DATA SHOWN:
^^^^^^^^^^^^^^^^
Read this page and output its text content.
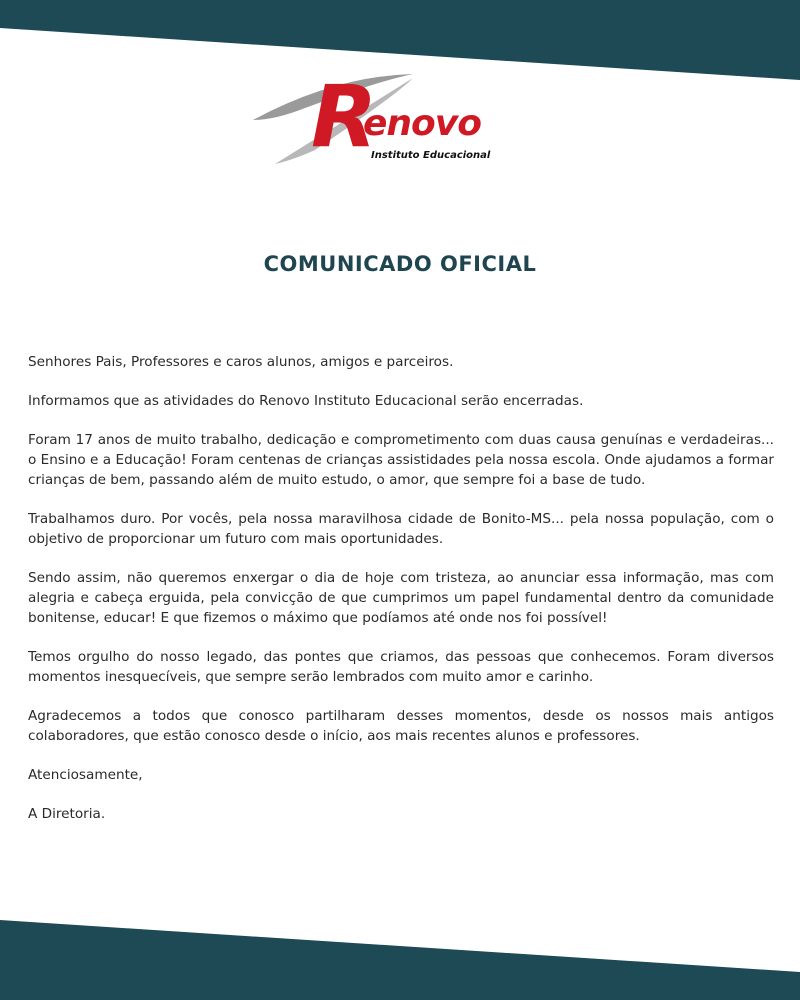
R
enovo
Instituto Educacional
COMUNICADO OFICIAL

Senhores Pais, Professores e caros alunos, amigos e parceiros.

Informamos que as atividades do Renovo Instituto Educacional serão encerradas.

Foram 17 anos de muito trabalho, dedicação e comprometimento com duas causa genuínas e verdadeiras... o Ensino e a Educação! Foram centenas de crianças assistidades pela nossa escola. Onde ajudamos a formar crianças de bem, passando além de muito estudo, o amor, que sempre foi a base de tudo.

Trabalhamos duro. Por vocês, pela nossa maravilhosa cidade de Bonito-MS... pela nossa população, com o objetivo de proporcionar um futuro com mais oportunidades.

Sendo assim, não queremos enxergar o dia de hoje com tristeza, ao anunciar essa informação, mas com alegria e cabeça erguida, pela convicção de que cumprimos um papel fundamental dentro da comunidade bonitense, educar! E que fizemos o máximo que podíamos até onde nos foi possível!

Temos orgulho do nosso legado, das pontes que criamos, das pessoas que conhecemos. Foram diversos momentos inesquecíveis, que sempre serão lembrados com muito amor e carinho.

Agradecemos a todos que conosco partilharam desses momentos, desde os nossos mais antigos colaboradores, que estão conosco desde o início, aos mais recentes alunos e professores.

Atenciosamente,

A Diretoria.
^^^^^^^^^^^^^^^^
GIVEN PROBLEM:
Check every line of the listing for the string "Educacional" and report how many lines have it, as a number alone.

EXERCISE OUTPUT:
2